WRITTEN EXERCISE:
Check each line for the word "What" and report how many have it. Give nothing else.

Dataset items:
########################################

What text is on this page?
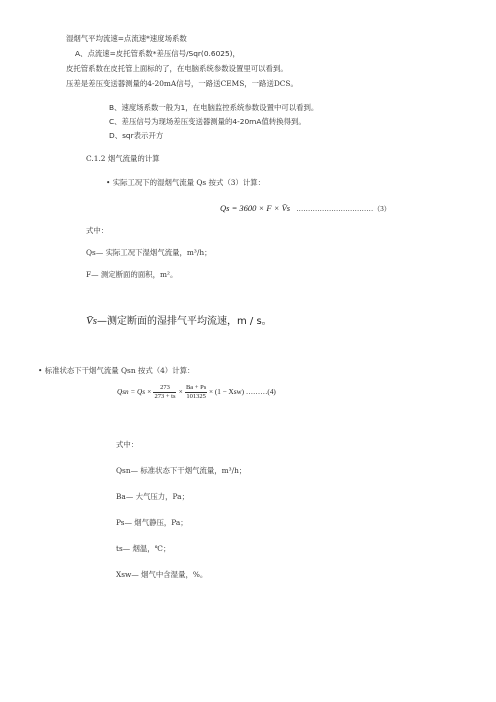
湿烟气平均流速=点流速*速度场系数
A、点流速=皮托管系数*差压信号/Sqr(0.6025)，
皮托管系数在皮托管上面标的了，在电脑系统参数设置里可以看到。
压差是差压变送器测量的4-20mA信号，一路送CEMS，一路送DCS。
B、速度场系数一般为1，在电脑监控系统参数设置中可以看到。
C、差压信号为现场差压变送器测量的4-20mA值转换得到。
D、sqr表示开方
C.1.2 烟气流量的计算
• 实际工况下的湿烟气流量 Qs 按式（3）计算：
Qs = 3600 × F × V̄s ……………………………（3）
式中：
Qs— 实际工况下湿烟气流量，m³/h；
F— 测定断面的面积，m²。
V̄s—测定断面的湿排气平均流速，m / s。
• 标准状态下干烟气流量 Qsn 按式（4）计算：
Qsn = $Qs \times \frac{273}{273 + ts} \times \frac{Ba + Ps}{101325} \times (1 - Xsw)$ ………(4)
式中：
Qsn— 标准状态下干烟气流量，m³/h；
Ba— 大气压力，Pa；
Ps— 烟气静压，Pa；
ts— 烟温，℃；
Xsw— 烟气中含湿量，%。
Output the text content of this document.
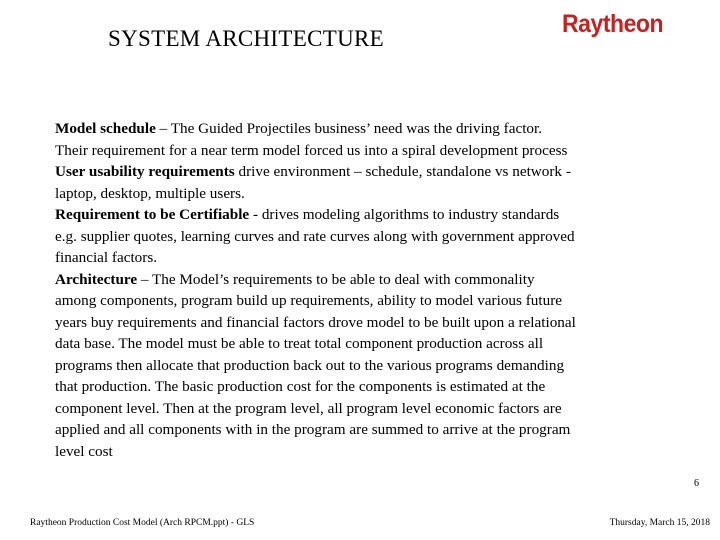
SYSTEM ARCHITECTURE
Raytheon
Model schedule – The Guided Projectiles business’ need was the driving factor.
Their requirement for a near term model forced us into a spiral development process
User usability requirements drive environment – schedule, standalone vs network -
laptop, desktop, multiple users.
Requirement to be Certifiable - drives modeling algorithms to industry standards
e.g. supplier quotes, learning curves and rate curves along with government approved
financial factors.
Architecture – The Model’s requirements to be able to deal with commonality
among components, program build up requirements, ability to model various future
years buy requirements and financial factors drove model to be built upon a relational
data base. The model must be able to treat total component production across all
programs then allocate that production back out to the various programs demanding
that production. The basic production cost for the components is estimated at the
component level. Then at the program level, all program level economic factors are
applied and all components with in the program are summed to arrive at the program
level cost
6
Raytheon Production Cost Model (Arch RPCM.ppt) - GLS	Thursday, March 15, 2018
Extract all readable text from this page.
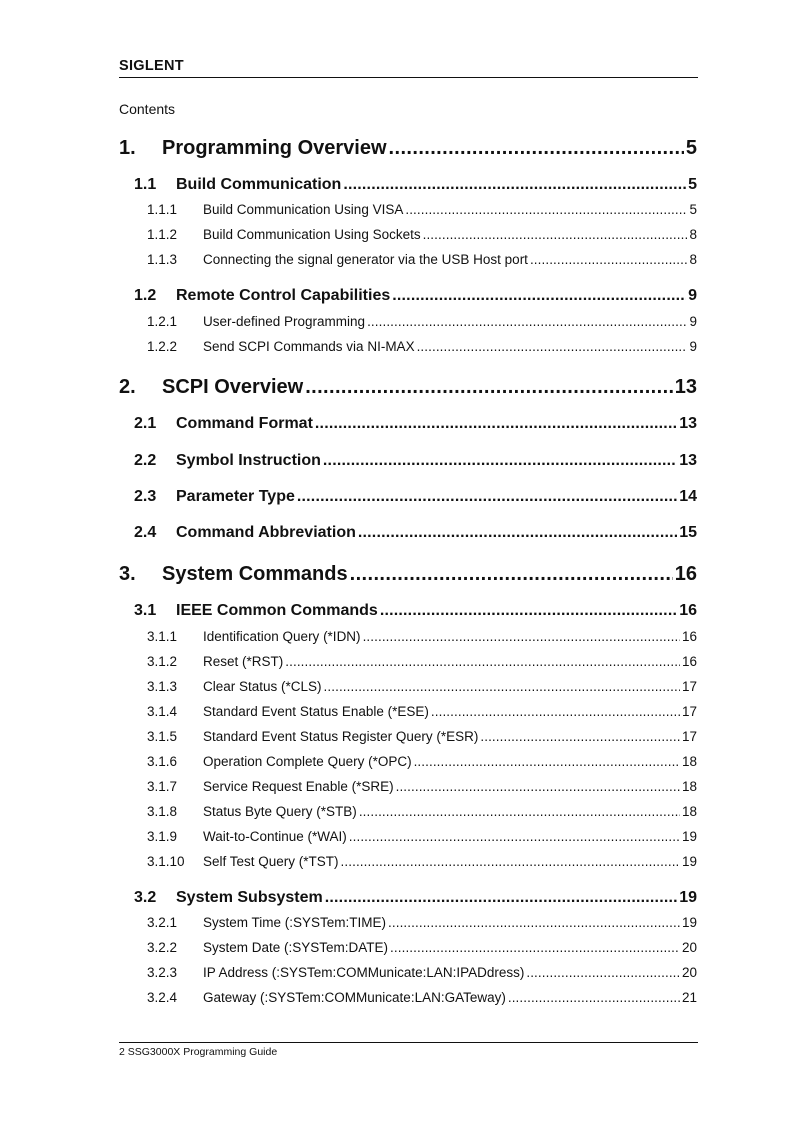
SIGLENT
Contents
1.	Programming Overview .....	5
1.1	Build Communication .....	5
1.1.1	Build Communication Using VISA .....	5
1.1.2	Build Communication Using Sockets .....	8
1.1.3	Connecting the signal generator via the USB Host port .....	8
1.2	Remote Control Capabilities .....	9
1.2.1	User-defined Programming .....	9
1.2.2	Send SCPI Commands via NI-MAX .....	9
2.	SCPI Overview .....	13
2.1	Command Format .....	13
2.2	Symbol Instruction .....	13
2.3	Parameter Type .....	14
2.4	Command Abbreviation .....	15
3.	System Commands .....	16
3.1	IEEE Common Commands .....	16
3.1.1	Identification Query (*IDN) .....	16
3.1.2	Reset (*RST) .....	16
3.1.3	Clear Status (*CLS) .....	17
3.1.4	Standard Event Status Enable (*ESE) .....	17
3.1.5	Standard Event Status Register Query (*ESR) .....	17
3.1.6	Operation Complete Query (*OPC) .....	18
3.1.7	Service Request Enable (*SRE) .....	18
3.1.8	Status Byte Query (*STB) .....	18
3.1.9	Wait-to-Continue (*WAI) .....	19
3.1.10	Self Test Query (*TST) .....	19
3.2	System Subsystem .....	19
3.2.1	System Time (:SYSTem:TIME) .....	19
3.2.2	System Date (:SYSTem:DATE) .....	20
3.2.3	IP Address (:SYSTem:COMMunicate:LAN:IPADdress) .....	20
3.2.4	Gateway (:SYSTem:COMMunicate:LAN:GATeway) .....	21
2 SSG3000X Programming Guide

########################################

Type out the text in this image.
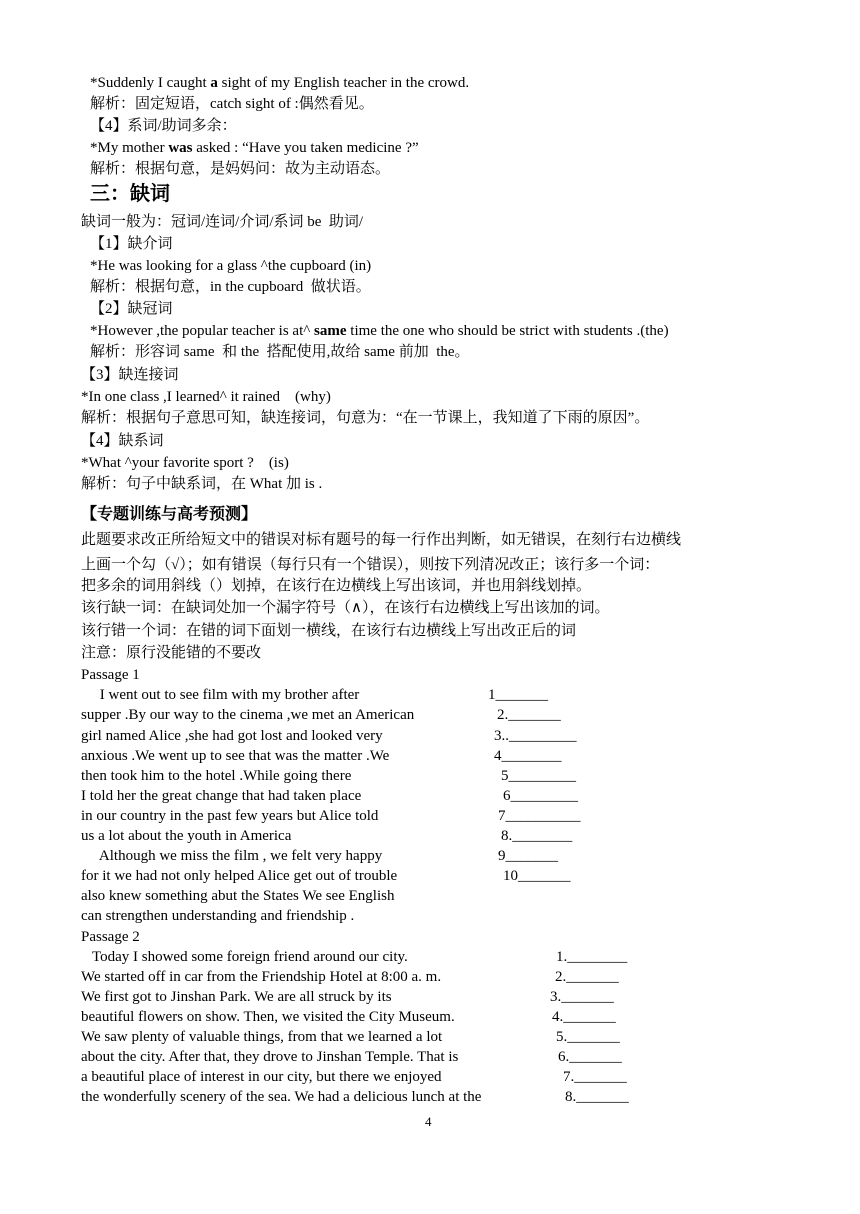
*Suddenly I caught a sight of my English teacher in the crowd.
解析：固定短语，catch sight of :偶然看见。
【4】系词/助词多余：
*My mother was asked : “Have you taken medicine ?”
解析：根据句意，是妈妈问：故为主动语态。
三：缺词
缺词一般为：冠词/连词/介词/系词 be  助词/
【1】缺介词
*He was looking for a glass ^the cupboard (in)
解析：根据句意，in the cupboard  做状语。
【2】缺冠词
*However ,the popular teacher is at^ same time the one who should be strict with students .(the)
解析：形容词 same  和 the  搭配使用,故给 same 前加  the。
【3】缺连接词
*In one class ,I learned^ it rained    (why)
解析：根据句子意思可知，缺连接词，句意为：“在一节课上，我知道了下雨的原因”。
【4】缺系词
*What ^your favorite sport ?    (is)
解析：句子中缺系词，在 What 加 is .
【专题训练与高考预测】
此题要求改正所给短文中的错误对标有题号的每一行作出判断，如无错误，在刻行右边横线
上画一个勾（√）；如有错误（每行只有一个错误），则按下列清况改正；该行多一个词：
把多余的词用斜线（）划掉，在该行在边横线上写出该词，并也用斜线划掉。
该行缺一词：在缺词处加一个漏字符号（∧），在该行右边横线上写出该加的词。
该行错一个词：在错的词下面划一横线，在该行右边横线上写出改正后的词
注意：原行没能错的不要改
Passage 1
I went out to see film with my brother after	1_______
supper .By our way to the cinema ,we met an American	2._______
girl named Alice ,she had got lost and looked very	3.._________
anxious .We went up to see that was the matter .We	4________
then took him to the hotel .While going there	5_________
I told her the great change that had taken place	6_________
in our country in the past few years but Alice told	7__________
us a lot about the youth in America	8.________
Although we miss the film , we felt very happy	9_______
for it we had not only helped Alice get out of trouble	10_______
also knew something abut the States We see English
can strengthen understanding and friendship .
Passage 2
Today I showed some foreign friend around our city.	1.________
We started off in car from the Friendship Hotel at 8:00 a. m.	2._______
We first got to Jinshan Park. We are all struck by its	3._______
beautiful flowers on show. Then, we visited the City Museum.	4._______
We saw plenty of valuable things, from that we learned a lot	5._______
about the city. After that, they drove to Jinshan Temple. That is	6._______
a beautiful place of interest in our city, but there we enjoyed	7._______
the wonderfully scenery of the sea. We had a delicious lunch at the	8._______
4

########################################

EXPECTED ANSWER:
3